═════ EXCERPTED RECORDS ═════

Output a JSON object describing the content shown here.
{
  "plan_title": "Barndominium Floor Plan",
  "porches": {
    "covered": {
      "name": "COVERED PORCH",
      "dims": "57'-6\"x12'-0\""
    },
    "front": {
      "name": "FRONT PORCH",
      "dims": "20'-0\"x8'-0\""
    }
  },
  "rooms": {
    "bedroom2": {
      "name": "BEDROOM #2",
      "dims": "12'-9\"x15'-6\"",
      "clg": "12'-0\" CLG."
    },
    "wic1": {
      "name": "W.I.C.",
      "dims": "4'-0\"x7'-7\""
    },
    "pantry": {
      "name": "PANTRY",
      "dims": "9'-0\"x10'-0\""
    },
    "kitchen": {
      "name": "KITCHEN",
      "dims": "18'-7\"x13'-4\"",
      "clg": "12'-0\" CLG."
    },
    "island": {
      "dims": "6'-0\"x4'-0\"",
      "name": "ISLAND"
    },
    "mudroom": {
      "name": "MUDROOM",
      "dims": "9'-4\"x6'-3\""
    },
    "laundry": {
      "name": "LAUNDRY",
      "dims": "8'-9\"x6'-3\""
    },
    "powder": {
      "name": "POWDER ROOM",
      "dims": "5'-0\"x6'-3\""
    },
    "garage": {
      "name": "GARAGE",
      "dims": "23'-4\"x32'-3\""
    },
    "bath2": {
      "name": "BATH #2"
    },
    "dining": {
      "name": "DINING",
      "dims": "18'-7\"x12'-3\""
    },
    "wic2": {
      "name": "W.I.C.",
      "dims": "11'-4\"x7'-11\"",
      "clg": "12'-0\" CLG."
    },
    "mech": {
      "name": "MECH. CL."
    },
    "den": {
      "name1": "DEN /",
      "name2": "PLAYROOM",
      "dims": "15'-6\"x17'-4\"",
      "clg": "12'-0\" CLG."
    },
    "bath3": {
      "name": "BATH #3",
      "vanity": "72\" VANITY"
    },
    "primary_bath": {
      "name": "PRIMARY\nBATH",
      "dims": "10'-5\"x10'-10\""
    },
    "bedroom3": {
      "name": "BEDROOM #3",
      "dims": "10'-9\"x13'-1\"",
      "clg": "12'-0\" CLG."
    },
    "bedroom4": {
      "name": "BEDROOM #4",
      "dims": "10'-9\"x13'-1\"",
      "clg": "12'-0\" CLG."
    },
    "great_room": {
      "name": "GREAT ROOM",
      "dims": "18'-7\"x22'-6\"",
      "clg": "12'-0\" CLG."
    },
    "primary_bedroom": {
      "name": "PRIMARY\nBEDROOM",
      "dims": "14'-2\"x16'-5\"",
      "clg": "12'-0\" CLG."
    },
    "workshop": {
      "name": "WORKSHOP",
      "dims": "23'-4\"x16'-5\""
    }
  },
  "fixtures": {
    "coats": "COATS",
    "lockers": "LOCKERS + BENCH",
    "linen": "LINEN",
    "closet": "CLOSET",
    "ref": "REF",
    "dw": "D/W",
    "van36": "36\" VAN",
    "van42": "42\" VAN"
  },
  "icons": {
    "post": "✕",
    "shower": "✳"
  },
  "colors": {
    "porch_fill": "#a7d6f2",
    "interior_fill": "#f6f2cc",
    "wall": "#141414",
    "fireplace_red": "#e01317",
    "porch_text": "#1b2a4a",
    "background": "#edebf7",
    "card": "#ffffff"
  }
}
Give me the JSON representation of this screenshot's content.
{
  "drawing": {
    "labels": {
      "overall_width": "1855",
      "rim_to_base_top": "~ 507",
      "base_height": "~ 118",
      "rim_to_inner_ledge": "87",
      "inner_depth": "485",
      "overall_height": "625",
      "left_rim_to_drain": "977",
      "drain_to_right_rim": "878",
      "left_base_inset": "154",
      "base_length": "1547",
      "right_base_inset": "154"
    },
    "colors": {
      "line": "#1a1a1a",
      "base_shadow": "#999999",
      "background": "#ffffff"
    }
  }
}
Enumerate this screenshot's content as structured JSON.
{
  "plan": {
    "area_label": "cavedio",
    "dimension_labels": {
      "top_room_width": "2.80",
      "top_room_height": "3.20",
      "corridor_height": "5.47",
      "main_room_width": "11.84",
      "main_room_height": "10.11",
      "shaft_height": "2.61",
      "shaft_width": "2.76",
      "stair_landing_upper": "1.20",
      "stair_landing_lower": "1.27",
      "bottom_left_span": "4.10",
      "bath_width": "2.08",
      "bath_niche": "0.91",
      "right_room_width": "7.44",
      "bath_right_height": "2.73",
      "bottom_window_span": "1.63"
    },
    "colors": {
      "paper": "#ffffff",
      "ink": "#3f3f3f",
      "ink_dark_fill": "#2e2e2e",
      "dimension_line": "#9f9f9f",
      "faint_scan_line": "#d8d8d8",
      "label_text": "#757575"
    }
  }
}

═════

> **SET EXERCISE**
Copy down the material exactly as written.

> **SOLUTION**
Output a JSON object describing the content shown here.
{
  "plan_title": "Barndominium Floor Plan",
  "porches": {
    "covered": {
      "name": "COVERED PORCH",
      "dims": "57'-6\"x12'-0\""
    },
    "front": {
      "name": "FRONT PORCH",
      "dims": "20'-0\"x8'-0\""
    }
  },
  "rooms": {
    "bedroom2": {
      "name": "BEDROOM #2",
      "dims": "12'-9\"x15'-6\"",
      "clg": "12'-0\" CLG."
    },
    "wic1": {
      "name": "W.I.C.",
      "dims": "4'-0\"x7'-7\""
    },
    "pantry": {
      "name": "PANTRY",
      "dims": "9'-0\"x10'-0\""
    },
    "kitchen": {
      "name": "KITCHEN",
      "dims": "18'-7\"x13'-4\"",
      "clg": "12'-0\" CLG."
    },
    "island": {
      "dims": "6'-0\"x4'-0\"",
      "name": "ISLAND"
    },
    "mudroom": {
      "name": "MUDROOM",
      "dims": "9'-4\"x6'-3\""
    },
    "laundry": {
      "name": "LAUNDRY",
      "dims": "8'-9\"x6'-3\""
    },
    "powder": {
      "name": "POWDER ROOM",
      "dims": "5'-0\"x6'-3\""
    },
    "garage": {
      "name": "GARAGE",
      "dims": "23'-4\"x32'-3\""
    },
    "bath2": {
      "name": "BATH #2"
    },
    "dining": {
      "name": "DINING",
      "dims": "18'-7\"x12'-3\""
    },
    "wic2": {
      "name": "W.I.C.",
      "dims": "11'-4\"x7'-11\"",
      "clg": "12'-0\" CLG."
    },
    "mech": {
      "name": "MECH. CL."
    },
    "den": {
      "name1": "DEN /",
      "name2": "PLAYROOM",
      "dims": "15'-6\"x17'-4\"",
      "clg": "12'-0\" CLG."
    },
    "bath3": {
      "name": "BATH #3",
      "vanity": "72\" VANITY"
    },
    "primary_bath": {
      "name": "PRIMARY\nBATH",
      "dims": "10'-5\"x10'-10\""
    },
    "bedroom3": {
      "name": "BEDROOM #3",
      "dims": "10'-9\"x13'-1\"",
      "clg": "12'-0\" CLG."
    },
    "bedroom4": {
      "name": "BEDROOM #4",
      "dims": "10'-9\"x13'-1\"",
      "clg": "12'-0\" CLG."
    },
    "great_room": {
      "name": "GREAT ROOM",
      "dims": "18'-7\"x22'-6\"",
      "clg": "12'-0\" CLG."
    },
    "primary_bedroom": {
      "name": "PRIMARY\nBEDROOM",
      "dims": "14'-2\"x16'-5\"",
      "clg": "12'-0\" CLG."
    },
    "workshop": {
      "name": "WORKSHOP",
      "dims": "23'-4\"x16'-5\""
    }
  },
  "fixtures": {
    "coats": "COATS",
    "lockers": "LOCKERS + BENCH",
    "linen": "LINEN",
    "closet": "CLOSET",
    "ref": "REF",
    "dw": "D/W",
    "van36": "36\" VAN",
    "van42": "42\" VAN"
  },
  "icons": {
    "post": "✕",
    "shower": "✳"
  },
  "colors": {
    "porch_fill": "#a7d6f2",
    "interior_fill": "#f6f2cc",
    "wall": "#141414",
    "fireplace_red": "#e01317",
    "porch_text": "#1b2a4a",
    "background": "#edebf7",
    "card": "#ffffff"
  }
}
Give me the JSON representation of this screenshot's content.
{
  "drawing": {
    "labels": {
      "overall_width": "1855",
      "rim_to_base_top": "~ 507",
      "base_height": "~ 118",
      "rim_to_inner_ledge": "87",
      "inner_depth": "485",
      "overall_height": "625",
      "left_rim_to_drain": "977",
      "drain_to_right_rim": "878",
      "left_base_inset": "154",
      "base_length": "1547",
      "right_base_inset": "154"
    },
    "colors": {
      "line": "#1a1a1a",
      "base_shadow": "#999999",
      "background": "#ffffff"
    }
  }
}
Enumerate this screenshot's content as structured JSON.
{
  "plan": {
    "area_label": "cavedio",
    "dimension_labels": {
      "top_room_width": "2.80",
      "top_room_height": "3.20",
      "corridor_height": "5.47",
      "main_room_width": "11.84",
      "main_room_height": "10.11",
      "shaft_height": "2.61",
      "shaft_width": "2.76",
      "stair_landing_upper": "1.20",
      "stair_landing_lower": "1.27",
      "bottom_left_span": "4.10",
      "bath_width": "2.08",
      "bath_niche": "0.91",
      "right_room_width": "7.44",
      "bath_right_height": "2.73",
      "bottom_window_span": "1.63"
    },
    "colors": {
      "paper": "#ffffff",
      "ink": "#3f3f3f",
      "ink_dark_fill": "#2e2e2e",
      "dimension_line": "#9f9f9f",
      "faint_scan_line": "#d8d8d8",
      "label_text": "#757575"
    }
  }
}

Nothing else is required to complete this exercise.